# Task to complete
Present the following entries again, word for word and in full.

# Source data
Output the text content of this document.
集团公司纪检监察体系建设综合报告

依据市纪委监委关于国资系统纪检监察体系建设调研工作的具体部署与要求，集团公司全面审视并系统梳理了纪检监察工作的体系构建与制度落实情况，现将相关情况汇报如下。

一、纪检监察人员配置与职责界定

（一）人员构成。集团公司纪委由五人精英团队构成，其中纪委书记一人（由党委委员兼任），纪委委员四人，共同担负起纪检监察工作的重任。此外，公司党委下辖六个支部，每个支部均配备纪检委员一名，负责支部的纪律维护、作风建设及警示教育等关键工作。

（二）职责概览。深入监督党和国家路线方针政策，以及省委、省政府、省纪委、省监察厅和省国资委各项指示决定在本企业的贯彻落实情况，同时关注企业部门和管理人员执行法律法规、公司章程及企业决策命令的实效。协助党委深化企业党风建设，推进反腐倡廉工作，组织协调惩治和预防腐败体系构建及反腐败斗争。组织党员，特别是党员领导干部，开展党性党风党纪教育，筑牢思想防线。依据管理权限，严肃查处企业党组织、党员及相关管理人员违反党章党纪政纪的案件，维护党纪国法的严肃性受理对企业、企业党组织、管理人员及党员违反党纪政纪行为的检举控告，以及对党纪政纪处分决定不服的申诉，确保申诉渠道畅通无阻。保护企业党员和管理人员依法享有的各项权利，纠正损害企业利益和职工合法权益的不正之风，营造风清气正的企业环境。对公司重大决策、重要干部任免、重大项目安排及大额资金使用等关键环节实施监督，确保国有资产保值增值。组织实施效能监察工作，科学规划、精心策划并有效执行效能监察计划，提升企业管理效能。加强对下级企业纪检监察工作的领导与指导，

# Answer below
Output the text content of this document.
集团公司纪检监察体系建设综合报告

依据市纪委监委关于国资系统纪检监察体系建设调研工作的具体部署与要求，集团公司全面审视并系统梳理了纪检监察工作的体系构建与制度落实情况，现将相关情况汇报如下。

一、纪检监察人员配置与职责界定

（一）人员构成。集团公司纪委由五人精英团队构成，其中纪委书记一人（由党委委员兼任），纪委委员四人，共同担负起纪检监察工作的重任。此外，公司党委下辖六个支部，每个支部均配备纪检委员一名，负责支部的纪律维护、作风建设及警示教育等关键工作。

（二）职责概览。深入监督党和国家路线方针政策，以及省委、省政府、省纪委、省监察厅和省国资委各项指示决定在本企业的贯彻落实情况，同时关注企业部门和管理人员执行法律法规、公司章程及企业决策命令的实效。协助党委深化企业党风建设，推进反腐倡廉工作，组织协调惩治和预防腐败体系构建及反腐败斗争。组织党员，特别是党员领导干部，开展党性党风党纪教育，筑牢思想防线。依据管理权限，严肃查处企业党组织、党员及相关管理人员违反党章党纪政纪的案件，维护党纪国法的严肃性受理对企业、企业党组织、管理人员及党员违反党纪政纪行为的检举控告，以及对党纪政纪处分决定不服的申诉，确保申诉渠道畅通无阻。保护企业党员和管理人员依法享有的各项权利，纠正损害企业利益和职工合法权益的不正之风，营造风清气正的企业环境。对公司重大决策、重要干部任免、重大项目安排及大额资金使用等关键环节实施监督，确保国有资产保值增值。组织实施效能监察工作，科学规划、精心策划并有效执行效能监察计划，提升企业管理效能。加强对下级企业纪检监察工作的领导与指导，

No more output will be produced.